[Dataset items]
########

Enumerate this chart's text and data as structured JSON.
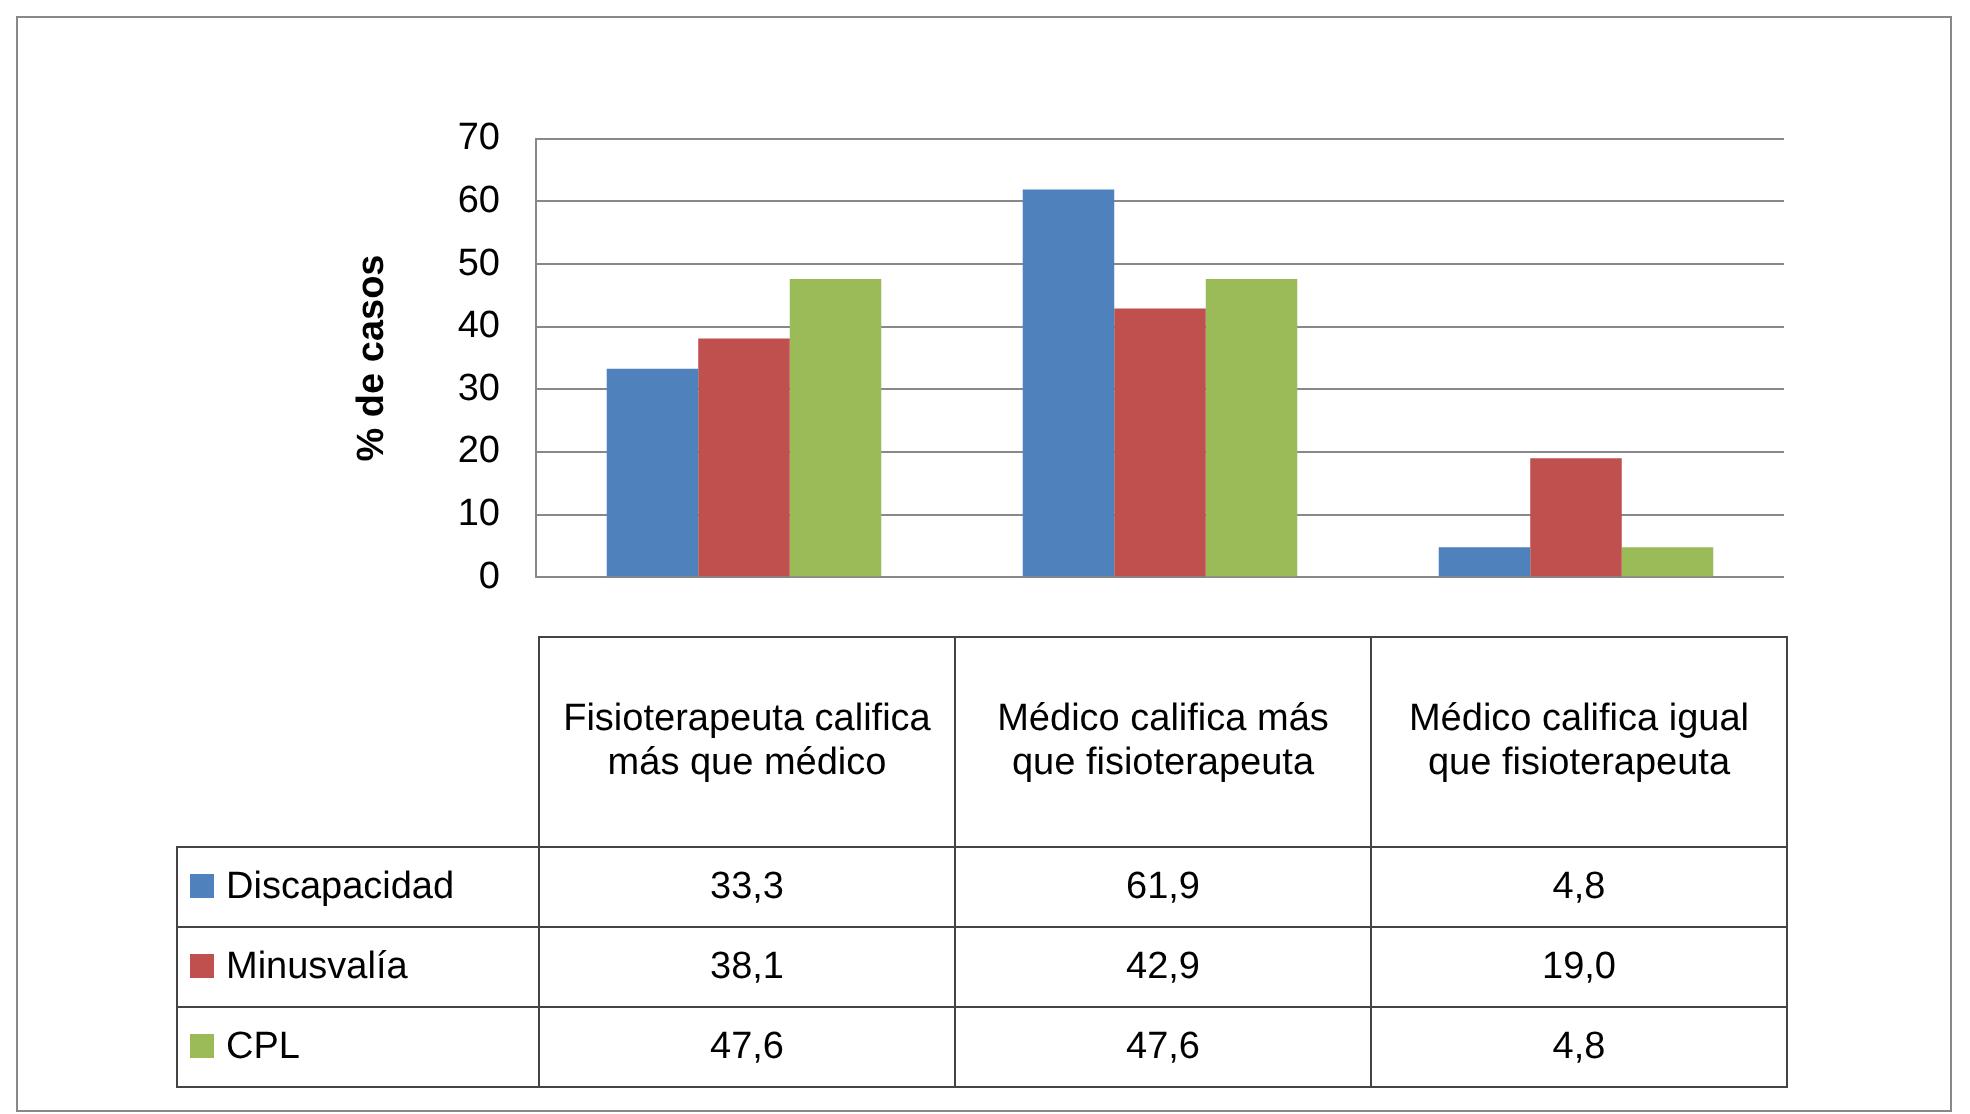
{
  "chart_data": {
    "type": "bar",
    "ylabel": "% de casos",
    "categories": [
      "Fisioterapeuta califica más que médico",
      "Médico califica más que fisioterapeuta",
      "Médico califica igual que fisioterapeuta"
    ],
    "series": [
      {
        "name": "Discapacidad",
        "color": "#4f81bd",
        "values": [
          33.3,
          61.9,
          4.8
        ],
        "value_labels": [
          "33,3",
          "61,9",
          "4,8"
        ]
      },
      {
        "name": "Minusvalía",
        "color": "#c0504d",
        "values": [
          38.1,
          42.9,
          19.0
        ],
        "value_labels": [
          "38,1",
          "42,9",
          "19,0"
        ]
      },
      {
        "name": "CPL",
        "color": "#9bbb59",
        "values": [
          47.6,
          47.6,
          4.8
        ],
        "value_labels": [
          "47,6",
          "47,6",
          "4,8"
        ]
      }
    ],
    "ylim": [
      0,
      70
    ],
    "yticks": [
      0,
      10,
      20,
      30,
      40,
      50,
      60,
      70
    ],
    "grid": "y",
    "legend": "bottom"
  }
}
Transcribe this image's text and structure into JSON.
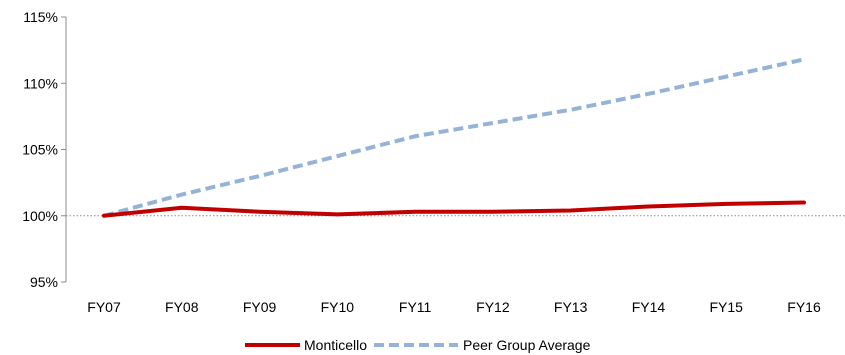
{
  "chart_data": {
    "type": "line",
    "x": [
      "FY07",
      "FY08",
      "FY09",
      "FY10",
      "FY11",
      "FY12",
      "FY13",
      "FY14",
      "FY15",
      "FY16"
    ],
    "series": [
      {
        "name": "Monticello",
        "values": [
          100.0,
          100.6,
          100.3,
          100.1,
          100.3,
          100.3,
          100.4,
          100.7,
          100.9,
          101.0
        ],
        "color": "#C00000",
        "style": "solid"
      },
      {
        "name": "Peer Group Average",
        "values": [
          100.0,
          101.6,
          103.0,
          104.5,
          106.0,
          107.0,
          108.0,
          109.2,
          110.5,
          111.8
        ],
        "color": "#95B3D7",
        "style": "dashed"
      }
    ],
    "ylim": [
      95,
      115
    ],
    "y_ticks": [
      95,
      100,
      105,
      110,
      115
    ],
    "y_tick_labels": [
      "95%",
      "100%",
      "105%",
      "110%",
      "115%"
    ],
    "reference_line": 100,
    "grid": false,
    "legend_position": "bottom",
    "title": "",
    "xlabel": "",
    "ylabel": ""
  }
}
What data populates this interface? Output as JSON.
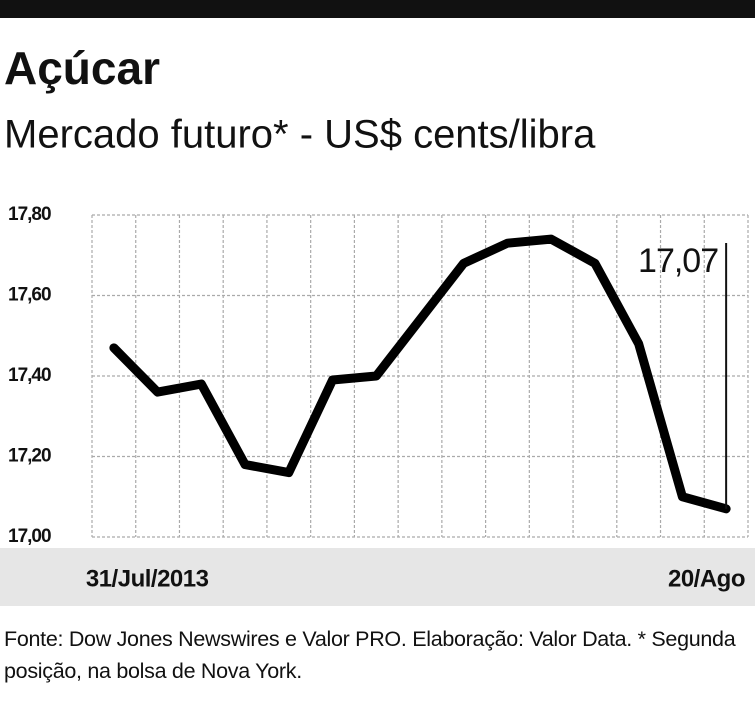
{
  "chart_data": {
    "type": "line",
    "title": "Açúcar",
    "subtitle": "Mercado futuro* - US$ cents/libra",
    "categories": [
      "31/Jul/2013",
      null,
      null,
      null,
      null,
      null,
      null,
      null,
      null,
      null,
      null,
      null,
      null,
      null,
      "20/Ago"
    ],
    "values": [
      17.47,
      17.36,
      17.38,
      17.18,
      17.16,
      17.39,
      17.4,
      17.54,
      17.68,
      17.73,
      17.74,
      17.68,
      17.48,
      17.1,
      17.07
    ],
    "value_labels": [
      null,
      null,
      null,
      null,
      null,
      null,
      null,
      null,
      null,
      null,
      null,
      null,
      null,
      null,
      "17,07"
    ],
    "color": "#000000",
    "ylim": [
      17.0,
      17.8
    ],
    "yticks": [
      {
        "value": 17.0,
        "label": "17,00"
      },
      {
        "value": 17.2,
        "label": "17,20"
      },
      {
        "value": 17.4,
        "label": "17,40"
      },
      {
        "value": 17.6,
        "label": "17,60"
      },
      {
        "value": 17.8,
        "label": "17,80"
      }
    ],
    "grid": true,
    "footnote": "Fonte: Dow Jones Newswires e Valor PRO. Elaboração: Valor Data. * Segunda posição, na bolsa de Nova York."
  }
}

########

■ Task directions ■
Except for the pictures, copy the material above exactly.

■ Exercise output ■
Enumerate this chart's text and data as structured JSON.
{
  "chart_data": {
    "type": "bar",
    "ylabel": "% de casos",
    "categories": [
      "Fisioterapeuta califica más que médico",
      "Médico califica más que fisioterapeuta",
      "Médico califica igual que fisioterapeuta"
    ],
    "series": [
      {
        "name": "Discapacidad",
        "color": "#4f81bd",
        "values": [
          33.3,
          61.9,
          4.8
        ],
        "value_labels": [
          "33,3",
          "61,9",
          "4,8"
        ]
      },
      {
        "name": "Minusvalía",
        "color": "#c0504d",
        "values": [
          38.1,
          42.9,
          19.0
        ],
        "value_labels": [
          "38,1",
          "42,9",
          "19,0"
        ]
      },
      {
        "name": "CPL",
        "color": "#9bbb59",
        "values": [
          47.6,
          47.6,
          4.8
        ],
        "value_labels": [
          "47,6",
          "47,6",
          "4,8"
        ]
      }
    ],
    "ylim": [
      0,
      70
    ],
    "yticks": [
      0,
      10,
      20,
      30,
      40,
      50,
      60,
      70
    ],
    "grid": "y",
    "legend": "bottom"
  }
}
Transcribe this image's text and structure into JSON.
{
  "chart_data": {
    "type": "line",
    "x": [
      "FY07",
      "FY08",
      "FY09",
      "FY10",
      "FY11",
      "FY12",
      "FY13",
      "FY14",
      "FY15",
      "FY16"
    ],
    "series": [
      {
        "name": "Monticello",
        "values": [
          100.0,
          100.6,
          100.3,
          100.1,
          100.3,
          100.3,
          100.4,
          100.7,
          100.9,
          101.0
        ],
        "color": "#C00000",
        "style": "solid"
      },
      {
        "name": "Peer Group Average",
        "values": [
          100.0,
          101.6,
          103.0,
          104.5,
          106.0,
          107.0,
          108.0,
          109.2,
          110.5,
          111.8
        ],
        "color": "#95B3D7",
        "style": "dashed"
      }
    ],
    "ylim": [
      95,
      115
    ],
    "y_ticks": [
      95,
      100,
      105,
      110,
      115
    ],
    "y_tick_labels": [
      "95%",
      "100%",
      "105%",
      "110%",
      "115%"
    ],
    "reference_line": 100,
    "grid": false,
    "legend_position": "bottom",
    "title": "",
    "xlabel": "",
    "ylabel": ""
  }
}
What data populates this interface? Output as JSON.
{
  "chart_data": {
    "type": "line",
    "title": "Açúcar",
    "subtitle": "Mercado futuro* - US$ cents/libra",
    "categories": [
      "31/Jul/2013",
      null,
      null,
      null,
      null,
      null,
      null,
      null,
      null,
      null,
      null,
      null,
      null,
      null,
      "20/Ago"
    ],
    "values": [
      17.47,
      17.36,
      17.38,
      17.18,
      17.16,
      17.39,
      17.4,
      17.54,
      17.68,
      17.73,
      17.74,
      17.68,
      17.48,
      17.1,
      17.07
    ],
    "value_labels": [
      null,
      null,
      null,
      null,
      null,
      null,
      null,
      null,
      null,
      null,
      null,
      null,
      null,
      null,
      "17,07"
    ],
    "color": "#000000",
    "ylim": [
      17.0,
      17.8
    ],
    "yticks": [
      {
        "value": 17.0,
        "label": "17,00"
      },
      {
        "value": 17.2,
        "label": "17,20"
      },
      {
        "value": 17.4,
        "label": "17,40"
      },
      {
        "value": 17.6,
        "label": "17,60"
      },
      {
        "value": 17.8,
        "label": "17,80"
      }
    ],
    "grid": true,
    "footnote": "Fonte: Dow Jones Newswires e Valor PRO. Elaboração: Valor Data. * Segunda posição, na bolsa de Nova York."
  }
}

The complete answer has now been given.